• _PROMPT_
Go over the entries below line by line, copying each one that contains the word "price".

• _Stored data entries_
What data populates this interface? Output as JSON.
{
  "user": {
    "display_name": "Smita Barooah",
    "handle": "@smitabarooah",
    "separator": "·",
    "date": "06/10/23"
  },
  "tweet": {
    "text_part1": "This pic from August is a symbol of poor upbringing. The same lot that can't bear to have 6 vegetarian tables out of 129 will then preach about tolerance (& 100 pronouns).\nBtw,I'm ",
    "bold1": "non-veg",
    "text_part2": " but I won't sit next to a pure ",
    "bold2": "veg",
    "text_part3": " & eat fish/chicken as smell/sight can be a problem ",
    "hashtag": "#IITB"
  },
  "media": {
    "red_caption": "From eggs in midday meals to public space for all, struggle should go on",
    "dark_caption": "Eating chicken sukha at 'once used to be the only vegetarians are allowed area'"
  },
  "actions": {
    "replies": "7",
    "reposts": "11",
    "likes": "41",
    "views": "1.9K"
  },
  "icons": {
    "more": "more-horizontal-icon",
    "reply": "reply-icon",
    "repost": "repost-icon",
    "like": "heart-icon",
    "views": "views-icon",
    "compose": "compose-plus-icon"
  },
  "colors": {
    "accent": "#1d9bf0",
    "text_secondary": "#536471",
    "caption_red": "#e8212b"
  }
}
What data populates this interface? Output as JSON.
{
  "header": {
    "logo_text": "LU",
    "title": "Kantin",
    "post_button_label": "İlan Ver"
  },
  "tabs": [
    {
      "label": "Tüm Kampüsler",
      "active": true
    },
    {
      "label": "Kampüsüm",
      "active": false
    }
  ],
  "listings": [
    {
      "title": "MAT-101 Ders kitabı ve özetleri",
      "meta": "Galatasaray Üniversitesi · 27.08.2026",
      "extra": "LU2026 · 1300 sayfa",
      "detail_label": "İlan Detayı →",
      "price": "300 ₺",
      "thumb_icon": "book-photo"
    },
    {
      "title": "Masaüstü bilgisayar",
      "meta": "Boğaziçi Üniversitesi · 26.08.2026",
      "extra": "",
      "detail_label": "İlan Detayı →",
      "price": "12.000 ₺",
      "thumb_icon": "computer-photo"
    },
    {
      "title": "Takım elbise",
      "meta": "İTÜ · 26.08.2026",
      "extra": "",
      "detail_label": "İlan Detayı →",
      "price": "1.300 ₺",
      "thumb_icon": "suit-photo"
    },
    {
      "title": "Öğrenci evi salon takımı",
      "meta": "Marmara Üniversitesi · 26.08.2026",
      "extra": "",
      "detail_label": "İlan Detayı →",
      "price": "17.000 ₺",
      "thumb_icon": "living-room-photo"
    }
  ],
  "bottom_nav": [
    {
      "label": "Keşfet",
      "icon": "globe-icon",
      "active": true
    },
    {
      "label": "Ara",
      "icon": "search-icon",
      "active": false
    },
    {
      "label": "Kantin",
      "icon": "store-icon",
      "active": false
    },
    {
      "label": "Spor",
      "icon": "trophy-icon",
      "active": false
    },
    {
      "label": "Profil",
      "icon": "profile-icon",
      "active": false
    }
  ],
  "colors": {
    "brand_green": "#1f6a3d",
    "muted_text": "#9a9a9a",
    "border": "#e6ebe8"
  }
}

...

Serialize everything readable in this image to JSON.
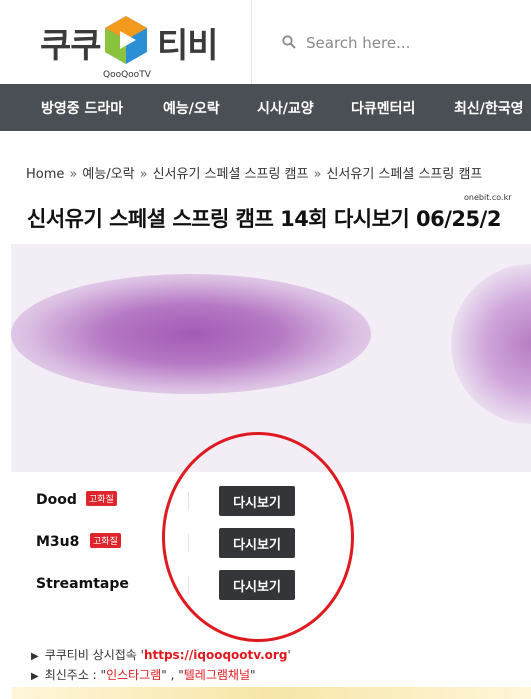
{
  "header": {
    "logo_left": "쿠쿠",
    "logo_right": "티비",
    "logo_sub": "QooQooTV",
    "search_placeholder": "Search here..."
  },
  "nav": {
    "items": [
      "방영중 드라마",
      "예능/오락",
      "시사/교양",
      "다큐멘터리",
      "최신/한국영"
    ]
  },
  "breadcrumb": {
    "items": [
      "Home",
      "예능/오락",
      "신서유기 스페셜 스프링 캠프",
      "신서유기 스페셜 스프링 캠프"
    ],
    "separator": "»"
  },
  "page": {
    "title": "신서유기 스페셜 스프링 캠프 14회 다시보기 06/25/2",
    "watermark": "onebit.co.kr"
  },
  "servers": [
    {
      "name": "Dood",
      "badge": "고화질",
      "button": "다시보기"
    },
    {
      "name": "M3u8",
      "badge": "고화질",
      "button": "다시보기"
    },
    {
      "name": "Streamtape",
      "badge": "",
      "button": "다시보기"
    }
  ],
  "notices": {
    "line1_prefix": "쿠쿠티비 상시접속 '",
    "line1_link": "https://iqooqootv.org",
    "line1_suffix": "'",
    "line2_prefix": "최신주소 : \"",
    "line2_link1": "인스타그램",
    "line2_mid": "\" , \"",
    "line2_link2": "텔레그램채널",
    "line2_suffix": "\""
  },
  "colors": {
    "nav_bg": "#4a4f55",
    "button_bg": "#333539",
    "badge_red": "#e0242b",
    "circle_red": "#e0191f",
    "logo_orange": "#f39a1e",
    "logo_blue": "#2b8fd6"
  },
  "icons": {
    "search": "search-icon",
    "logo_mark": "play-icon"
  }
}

• _OUTPUT OF THE EXERCISE_
      "price": "300 ₺",
      "price": "12.000 ₺",
      "price": "1.300 ₺",
      "price": "17.000 ₺",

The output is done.